▶ **ENTRIES**
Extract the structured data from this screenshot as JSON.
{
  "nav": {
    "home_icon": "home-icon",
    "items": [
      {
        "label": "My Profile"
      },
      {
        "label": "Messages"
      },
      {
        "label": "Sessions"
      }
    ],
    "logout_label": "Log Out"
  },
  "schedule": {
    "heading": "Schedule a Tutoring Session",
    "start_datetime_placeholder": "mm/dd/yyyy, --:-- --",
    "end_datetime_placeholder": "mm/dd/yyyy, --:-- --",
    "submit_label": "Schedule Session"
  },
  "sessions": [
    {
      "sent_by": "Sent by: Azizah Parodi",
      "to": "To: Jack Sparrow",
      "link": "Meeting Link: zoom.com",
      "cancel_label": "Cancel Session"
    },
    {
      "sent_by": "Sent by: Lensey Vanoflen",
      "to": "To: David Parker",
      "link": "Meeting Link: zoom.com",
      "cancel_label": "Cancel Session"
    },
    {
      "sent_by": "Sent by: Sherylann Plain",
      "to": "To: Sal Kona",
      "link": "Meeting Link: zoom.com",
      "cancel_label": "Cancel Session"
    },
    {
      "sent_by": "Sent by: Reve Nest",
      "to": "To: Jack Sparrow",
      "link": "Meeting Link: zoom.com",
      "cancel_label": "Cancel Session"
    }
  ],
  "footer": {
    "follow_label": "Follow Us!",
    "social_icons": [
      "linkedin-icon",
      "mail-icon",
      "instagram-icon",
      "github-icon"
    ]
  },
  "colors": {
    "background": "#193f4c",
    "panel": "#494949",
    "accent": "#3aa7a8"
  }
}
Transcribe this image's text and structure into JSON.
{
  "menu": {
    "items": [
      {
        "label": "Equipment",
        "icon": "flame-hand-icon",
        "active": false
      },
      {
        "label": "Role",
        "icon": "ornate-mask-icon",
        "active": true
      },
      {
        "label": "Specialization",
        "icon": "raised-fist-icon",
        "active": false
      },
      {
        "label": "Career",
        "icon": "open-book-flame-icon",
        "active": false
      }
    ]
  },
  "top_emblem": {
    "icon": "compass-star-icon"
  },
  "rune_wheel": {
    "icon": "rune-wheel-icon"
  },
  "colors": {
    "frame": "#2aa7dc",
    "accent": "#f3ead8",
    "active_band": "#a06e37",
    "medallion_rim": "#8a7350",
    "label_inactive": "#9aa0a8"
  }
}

▶ **WHAT THE TASK REQUIRES**
Each line containing "JSON" counts once; state the total number of such lines and nothing else.

▶ **SOLUTION FOR THIS EXERCISE**
2